■ WHAT YOU ARE ASKED TO DO: Tally every line featuring "this", then give that tally alone.
* START PROVIDED RECORDS *
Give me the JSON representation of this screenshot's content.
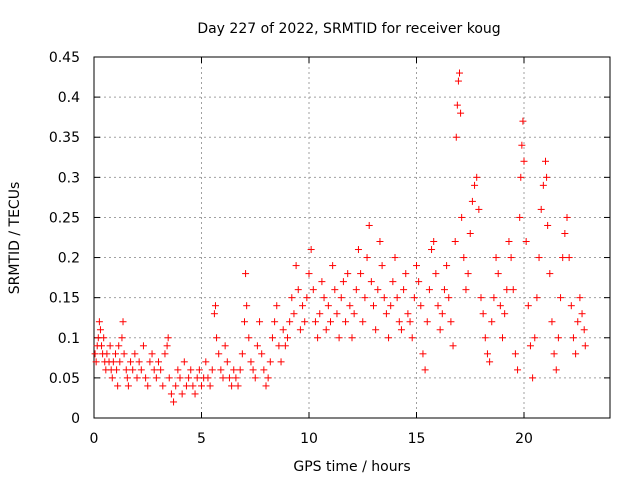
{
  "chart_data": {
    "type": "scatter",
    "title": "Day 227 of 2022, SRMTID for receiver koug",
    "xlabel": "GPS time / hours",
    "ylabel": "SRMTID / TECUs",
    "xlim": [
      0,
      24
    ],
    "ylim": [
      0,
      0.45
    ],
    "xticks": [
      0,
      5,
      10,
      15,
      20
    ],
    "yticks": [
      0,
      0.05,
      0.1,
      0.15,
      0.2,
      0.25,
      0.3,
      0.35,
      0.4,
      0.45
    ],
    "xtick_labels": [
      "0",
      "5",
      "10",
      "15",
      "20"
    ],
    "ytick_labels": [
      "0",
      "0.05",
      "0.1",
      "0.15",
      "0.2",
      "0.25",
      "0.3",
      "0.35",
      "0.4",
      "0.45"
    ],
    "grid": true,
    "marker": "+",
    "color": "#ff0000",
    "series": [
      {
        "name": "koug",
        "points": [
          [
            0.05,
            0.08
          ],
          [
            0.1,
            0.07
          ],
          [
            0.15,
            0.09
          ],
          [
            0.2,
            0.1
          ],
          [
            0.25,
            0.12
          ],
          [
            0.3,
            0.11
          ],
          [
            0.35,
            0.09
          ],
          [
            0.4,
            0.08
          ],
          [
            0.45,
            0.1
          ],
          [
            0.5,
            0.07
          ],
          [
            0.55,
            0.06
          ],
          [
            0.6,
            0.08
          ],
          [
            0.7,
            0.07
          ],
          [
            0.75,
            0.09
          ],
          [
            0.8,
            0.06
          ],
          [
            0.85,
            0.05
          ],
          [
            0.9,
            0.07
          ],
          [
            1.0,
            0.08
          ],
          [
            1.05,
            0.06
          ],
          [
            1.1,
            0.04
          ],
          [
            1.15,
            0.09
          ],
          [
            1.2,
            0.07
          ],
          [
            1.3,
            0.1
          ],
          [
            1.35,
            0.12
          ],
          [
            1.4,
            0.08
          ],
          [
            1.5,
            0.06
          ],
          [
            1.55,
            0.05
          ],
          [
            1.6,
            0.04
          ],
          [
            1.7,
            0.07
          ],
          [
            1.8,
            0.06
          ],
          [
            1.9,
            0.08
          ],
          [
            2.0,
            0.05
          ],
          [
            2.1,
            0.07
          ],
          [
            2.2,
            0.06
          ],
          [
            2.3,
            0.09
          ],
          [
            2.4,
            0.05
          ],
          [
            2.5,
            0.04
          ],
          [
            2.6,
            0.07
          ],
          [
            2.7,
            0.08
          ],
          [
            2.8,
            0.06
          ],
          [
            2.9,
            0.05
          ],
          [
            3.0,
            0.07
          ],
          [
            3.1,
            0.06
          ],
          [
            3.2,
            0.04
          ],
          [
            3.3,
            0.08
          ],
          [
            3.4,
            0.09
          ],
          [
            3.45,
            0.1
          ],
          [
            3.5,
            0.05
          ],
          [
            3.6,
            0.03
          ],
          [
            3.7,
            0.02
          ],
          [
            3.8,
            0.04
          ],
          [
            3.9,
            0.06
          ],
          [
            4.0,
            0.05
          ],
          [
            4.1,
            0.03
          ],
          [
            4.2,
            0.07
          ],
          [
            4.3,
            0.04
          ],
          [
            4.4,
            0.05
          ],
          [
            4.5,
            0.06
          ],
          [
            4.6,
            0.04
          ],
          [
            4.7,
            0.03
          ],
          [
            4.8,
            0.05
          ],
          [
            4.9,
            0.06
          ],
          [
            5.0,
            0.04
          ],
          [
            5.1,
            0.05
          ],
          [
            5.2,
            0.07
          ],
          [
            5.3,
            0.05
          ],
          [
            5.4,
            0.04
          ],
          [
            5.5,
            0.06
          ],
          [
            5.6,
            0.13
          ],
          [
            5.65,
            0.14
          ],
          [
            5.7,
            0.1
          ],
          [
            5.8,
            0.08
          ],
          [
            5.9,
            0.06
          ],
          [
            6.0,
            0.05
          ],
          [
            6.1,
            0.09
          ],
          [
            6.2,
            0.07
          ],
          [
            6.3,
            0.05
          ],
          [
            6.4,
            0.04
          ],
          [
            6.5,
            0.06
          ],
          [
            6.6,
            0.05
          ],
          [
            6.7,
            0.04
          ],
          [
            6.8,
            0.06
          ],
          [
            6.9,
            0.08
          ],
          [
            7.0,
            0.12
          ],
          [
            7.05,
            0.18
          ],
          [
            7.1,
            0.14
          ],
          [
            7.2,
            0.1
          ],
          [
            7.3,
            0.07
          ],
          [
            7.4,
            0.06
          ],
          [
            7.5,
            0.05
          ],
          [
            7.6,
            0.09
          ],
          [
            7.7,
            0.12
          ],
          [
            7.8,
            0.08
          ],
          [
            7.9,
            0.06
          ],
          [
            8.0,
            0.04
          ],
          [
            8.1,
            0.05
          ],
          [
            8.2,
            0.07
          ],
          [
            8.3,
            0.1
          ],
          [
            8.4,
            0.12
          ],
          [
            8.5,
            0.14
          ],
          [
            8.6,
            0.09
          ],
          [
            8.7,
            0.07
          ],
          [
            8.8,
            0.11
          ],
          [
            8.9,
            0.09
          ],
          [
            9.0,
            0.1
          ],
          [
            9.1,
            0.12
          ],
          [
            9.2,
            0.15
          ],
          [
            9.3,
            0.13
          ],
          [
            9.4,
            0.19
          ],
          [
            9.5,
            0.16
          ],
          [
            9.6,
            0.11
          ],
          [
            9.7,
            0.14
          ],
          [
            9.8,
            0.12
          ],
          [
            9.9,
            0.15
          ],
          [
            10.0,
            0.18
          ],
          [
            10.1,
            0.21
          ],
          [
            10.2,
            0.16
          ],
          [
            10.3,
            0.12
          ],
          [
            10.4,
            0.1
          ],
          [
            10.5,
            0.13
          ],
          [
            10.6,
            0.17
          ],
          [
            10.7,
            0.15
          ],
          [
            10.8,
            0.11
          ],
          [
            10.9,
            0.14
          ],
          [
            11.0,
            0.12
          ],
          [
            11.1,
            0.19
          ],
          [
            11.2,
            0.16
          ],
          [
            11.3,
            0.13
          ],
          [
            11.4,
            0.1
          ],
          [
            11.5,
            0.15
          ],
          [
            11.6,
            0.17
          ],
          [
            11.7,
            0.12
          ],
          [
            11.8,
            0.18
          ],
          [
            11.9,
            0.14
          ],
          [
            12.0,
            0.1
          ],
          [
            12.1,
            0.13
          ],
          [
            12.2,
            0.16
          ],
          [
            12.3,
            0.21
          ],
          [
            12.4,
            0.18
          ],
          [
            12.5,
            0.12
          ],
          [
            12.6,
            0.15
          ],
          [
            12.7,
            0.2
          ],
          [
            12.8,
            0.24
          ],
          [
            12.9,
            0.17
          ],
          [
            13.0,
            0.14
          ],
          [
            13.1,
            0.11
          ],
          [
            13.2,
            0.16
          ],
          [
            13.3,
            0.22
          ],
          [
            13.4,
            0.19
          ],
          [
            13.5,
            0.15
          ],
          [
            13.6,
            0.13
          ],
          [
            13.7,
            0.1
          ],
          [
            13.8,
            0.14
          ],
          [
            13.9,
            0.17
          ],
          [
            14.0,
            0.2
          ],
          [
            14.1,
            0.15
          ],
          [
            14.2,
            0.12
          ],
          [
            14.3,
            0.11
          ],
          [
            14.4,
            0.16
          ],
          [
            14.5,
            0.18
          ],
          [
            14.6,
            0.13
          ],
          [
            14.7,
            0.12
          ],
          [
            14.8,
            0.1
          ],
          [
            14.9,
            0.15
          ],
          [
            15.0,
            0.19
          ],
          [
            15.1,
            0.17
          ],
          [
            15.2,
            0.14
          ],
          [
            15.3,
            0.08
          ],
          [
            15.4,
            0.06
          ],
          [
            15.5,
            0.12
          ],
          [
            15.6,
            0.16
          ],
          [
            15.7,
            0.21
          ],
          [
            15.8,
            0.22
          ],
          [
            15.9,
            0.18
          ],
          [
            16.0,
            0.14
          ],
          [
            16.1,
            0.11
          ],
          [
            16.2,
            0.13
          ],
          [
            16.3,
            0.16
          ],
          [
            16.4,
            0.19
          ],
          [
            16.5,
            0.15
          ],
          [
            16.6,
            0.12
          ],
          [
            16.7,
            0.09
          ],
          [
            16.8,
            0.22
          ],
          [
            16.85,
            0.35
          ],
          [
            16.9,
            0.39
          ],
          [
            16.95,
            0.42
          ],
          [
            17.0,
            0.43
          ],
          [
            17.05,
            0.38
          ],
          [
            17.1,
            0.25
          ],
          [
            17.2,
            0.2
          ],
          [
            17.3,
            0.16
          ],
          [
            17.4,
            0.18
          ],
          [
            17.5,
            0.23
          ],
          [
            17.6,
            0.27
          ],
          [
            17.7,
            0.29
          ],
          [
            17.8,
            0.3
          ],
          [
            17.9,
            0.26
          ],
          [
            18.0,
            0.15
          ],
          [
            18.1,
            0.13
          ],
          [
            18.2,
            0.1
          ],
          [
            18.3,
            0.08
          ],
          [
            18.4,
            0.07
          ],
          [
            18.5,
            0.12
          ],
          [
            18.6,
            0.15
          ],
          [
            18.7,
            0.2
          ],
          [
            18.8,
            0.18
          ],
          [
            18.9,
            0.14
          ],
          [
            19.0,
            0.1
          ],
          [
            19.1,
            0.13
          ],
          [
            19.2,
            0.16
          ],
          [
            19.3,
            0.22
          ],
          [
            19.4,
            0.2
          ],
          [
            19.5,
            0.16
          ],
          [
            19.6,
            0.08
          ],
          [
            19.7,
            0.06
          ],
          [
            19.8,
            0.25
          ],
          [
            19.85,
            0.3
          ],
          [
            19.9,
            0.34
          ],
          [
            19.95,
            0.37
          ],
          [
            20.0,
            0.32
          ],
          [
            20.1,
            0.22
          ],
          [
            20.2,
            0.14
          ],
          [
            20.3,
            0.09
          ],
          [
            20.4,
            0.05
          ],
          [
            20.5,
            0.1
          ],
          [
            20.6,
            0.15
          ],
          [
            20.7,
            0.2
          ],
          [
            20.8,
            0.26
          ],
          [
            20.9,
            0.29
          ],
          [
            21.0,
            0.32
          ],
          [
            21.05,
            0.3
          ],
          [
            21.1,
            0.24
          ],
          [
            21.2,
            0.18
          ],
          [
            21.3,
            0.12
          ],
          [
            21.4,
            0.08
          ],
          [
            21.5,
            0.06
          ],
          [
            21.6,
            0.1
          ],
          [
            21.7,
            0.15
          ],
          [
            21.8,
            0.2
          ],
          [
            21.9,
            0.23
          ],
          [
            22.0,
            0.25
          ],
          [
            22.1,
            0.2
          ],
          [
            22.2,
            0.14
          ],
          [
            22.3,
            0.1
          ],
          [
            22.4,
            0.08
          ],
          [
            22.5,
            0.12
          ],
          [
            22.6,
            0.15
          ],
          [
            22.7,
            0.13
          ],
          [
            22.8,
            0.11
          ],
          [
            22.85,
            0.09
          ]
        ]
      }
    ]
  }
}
* END PROVIDED RECORDS *
* START PROVIDED RECORDS *
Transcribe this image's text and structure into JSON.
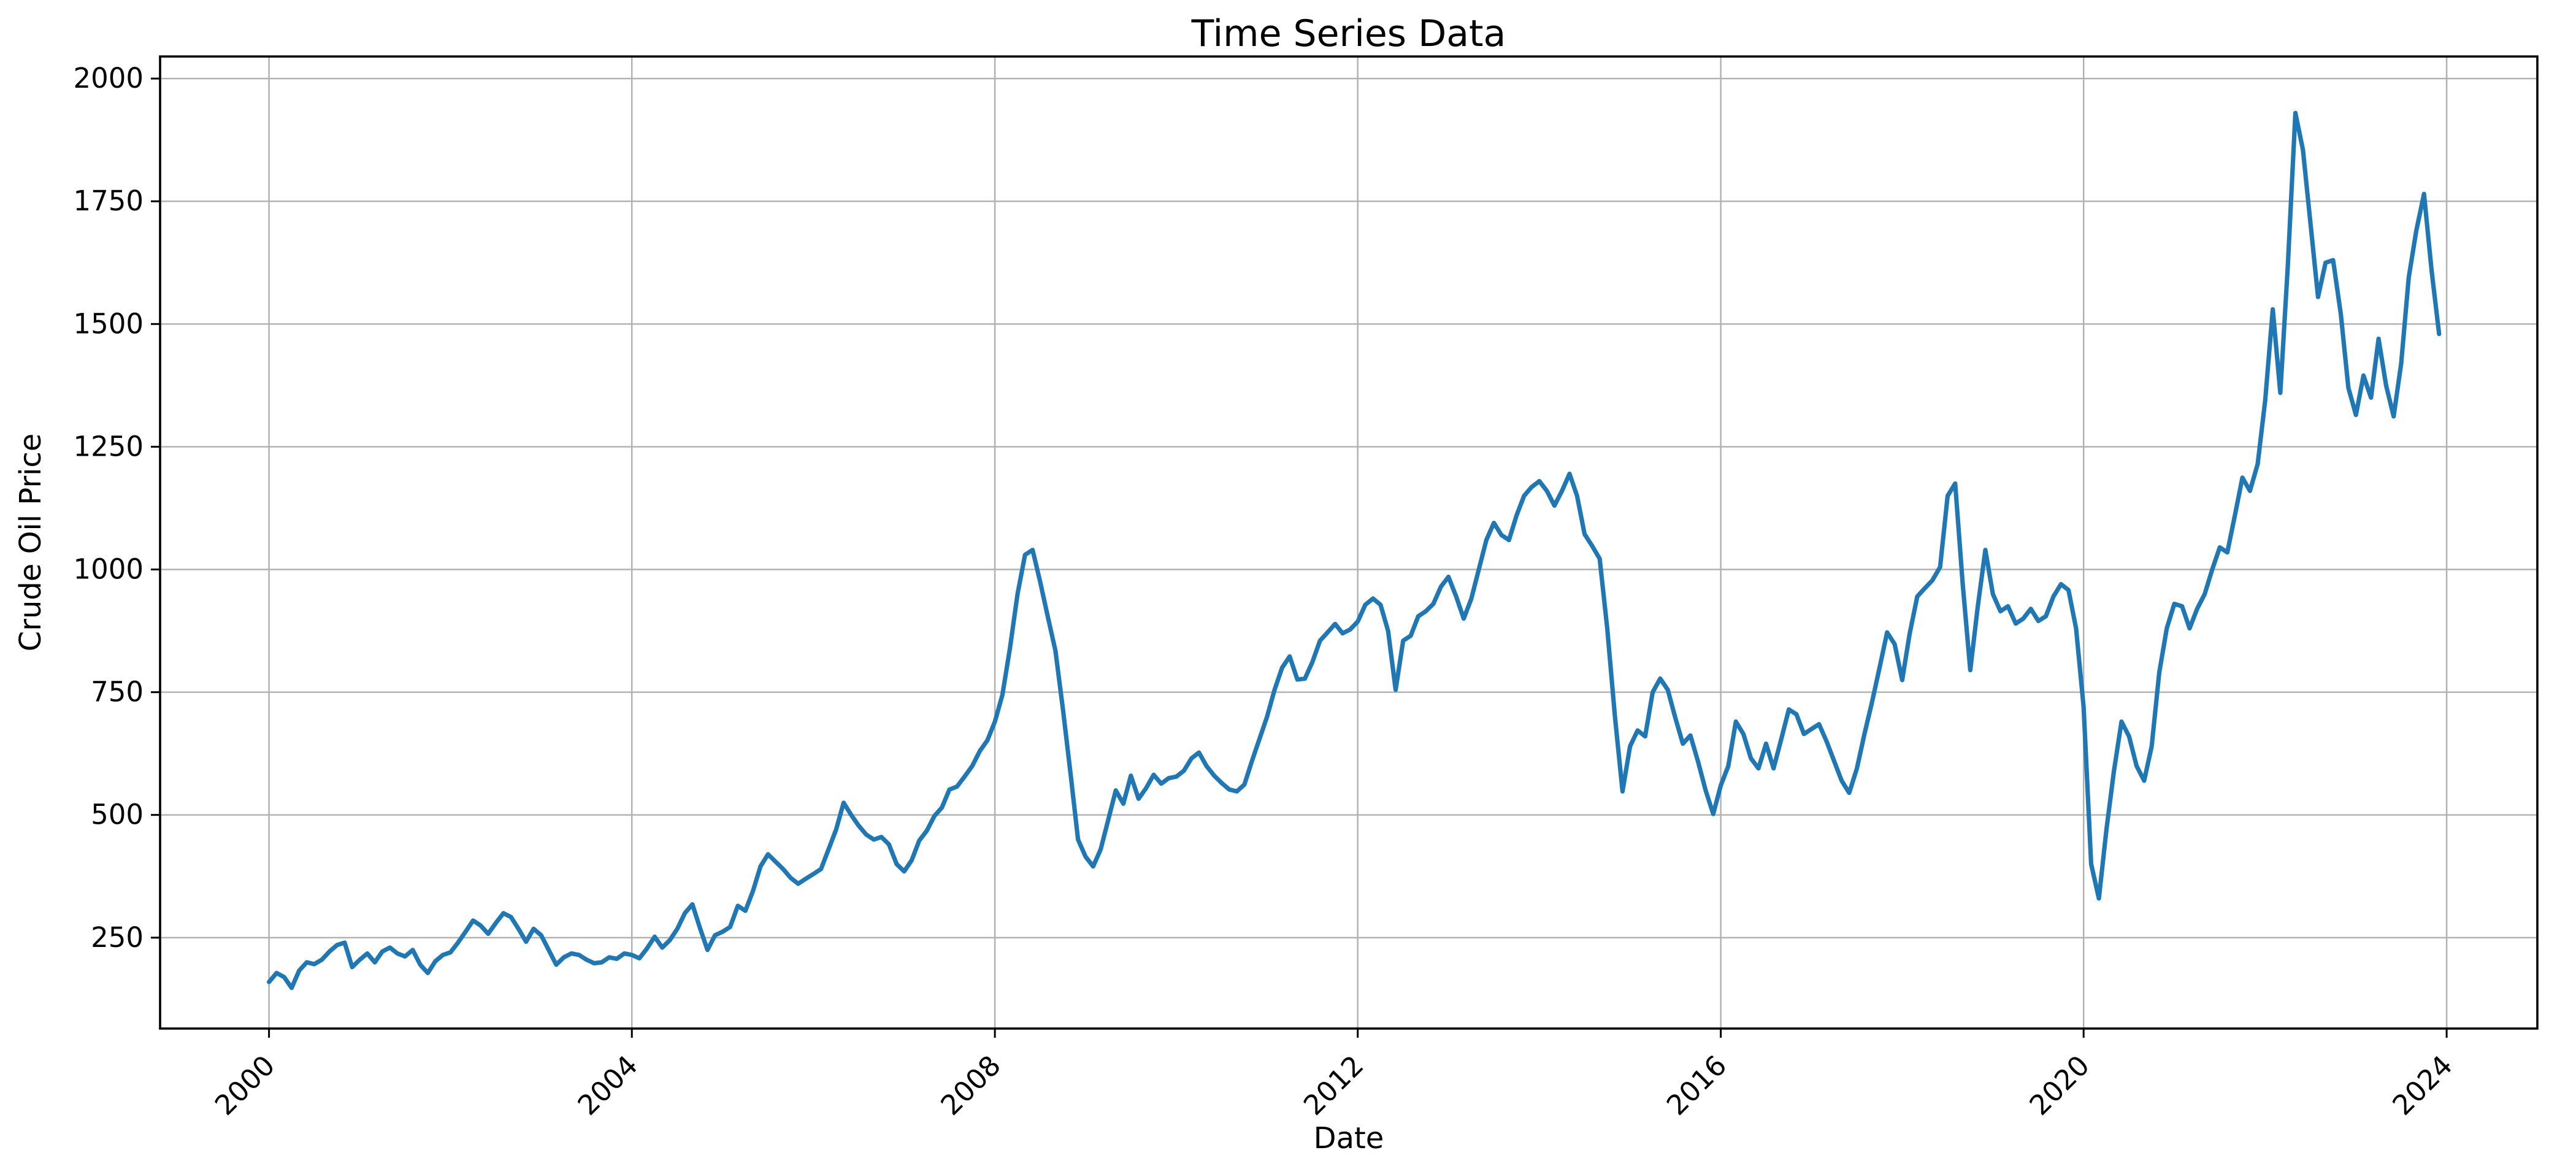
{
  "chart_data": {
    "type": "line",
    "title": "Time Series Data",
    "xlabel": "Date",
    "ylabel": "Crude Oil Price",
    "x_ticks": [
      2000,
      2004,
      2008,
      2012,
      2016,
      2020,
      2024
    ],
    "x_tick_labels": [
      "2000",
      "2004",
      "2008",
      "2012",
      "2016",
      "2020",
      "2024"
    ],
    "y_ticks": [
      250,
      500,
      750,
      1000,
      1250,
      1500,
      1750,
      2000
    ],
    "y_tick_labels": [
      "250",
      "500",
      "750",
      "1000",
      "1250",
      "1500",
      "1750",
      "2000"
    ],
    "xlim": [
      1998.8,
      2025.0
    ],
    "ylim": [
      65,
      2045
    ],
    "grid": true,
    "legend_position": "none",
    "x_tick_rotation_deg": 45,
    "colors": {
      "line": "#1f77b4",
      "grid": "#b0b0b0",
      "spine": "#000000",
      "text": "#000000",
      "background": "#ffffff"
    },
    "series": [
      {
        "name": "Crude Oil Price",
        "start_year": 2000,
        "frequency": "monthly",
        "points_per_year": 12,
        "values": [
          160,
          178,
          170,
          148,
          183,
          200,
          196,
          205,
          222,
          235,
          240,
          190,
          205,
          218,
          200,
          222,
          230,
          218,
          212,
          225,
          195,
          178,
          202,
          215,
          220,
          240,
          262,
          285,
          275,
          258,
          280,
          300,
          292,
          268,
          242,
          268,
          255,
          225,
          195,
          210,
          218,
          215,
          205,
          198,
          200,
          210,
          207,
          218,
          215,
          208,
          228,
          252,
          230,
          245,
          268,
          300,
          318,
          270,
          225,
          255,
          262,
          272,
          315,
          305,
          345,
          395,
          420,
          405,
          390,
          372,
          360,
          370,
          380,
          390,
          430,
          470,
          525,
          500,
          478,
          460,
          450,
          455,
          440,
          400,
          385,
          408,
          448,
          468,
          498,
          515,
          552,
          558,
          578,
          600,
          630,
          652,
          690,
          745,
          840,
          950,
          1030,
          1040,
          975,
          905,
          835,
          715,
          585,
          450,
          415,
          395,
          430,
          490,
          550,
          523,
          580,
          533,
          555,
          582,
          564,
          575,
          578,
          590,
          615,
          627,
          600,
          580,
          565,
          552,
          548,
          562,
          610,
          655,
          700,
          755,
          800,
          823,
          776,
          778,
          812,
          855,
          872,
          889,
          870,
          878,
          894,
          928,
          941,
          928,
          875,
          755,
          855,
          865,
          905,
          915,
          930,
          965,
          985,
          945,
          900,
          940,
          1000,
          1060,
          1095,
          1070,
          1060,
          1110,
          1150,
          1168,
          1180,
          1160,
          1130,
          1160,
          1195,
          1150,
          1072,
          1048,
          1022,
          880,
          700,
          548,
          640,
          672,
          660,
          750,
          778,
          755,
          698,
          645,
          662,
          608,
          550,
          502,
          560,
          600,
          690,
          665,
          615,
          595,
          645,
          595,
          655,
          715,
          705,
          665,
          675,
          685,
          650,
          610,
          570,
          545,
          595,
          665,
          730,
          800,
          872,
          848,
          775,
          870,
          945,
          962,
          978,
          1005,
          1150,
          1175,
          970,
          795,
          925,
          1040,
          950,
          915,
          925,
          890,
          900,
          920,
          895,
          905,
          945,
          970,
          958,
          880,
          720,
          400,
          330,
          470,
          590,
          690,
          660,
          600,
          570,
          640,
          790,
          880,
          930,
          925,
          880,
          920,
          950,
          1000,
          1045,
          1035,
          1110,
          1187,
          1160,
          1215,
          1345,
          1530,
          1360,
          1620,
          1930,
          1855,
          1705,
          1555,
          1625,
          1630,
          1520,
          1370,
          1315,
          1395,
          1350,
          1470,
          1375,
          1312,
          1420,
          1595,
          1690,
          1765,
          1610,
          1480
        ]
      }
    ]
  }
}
* END PROVIDED RECORDS *
■ TASK RESPONSE: 2